* What you need to do *
Determine the number of lines that have the string "радиации" in them, and give only that number.

* START Record set *

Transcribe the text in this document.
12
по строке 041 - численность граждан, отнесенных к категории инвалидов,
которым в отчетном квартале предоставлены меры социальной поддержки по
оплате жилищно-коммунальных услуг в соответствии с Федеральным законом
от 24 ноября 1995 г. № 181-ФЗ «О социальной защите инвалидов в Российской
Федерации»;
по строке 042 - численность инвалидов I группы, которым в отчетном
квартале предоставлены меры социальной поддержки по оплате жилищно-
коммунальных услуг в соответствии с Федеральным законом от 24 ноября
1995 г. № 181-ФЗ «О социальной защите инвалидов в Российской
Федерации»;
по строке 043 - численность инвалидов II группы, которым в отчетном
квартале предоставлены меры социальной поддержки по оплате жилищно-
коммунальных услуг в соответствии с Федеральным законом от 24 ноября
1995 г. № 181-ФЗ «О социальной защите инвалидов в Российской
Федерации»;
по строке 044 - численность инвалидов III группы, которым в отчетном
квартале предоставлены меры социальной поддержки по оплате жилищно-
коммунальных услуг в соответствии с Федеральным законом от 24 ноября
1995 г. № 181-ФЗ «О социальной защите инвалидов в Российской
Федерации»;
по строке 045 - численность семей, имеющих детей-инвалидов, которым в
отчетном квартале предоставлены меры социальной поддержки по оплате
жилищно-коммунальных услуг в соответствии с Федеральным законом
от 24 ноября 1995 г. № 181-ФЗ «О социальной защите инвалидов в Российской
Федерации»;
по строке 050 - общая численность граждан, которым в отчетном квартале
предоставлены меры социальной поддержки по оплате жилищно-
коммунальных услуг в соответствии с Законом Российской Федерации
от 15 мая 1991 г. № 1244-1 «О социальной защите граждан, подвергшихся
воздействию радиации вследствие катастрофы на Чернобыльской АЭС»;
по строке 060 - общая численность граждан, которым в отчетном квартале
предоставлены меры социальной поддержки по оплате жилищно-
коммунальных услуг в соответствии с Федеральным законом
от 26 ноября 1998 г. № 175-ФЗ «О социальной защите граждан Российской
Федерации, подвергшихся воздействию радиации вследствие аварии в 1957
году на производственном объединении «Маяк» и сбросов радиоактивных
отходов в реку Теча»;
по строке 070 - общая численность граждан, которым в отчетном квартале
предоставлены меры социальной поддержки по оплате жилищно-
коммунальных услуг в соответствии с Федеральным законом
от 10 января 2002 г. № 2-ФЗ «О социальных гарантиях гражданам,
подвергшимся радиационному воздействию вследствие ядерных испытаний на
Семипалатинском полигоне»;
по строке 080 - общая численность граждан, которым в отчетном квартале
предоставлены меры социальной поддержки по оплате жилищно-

* END Record set *

* Task solution *
2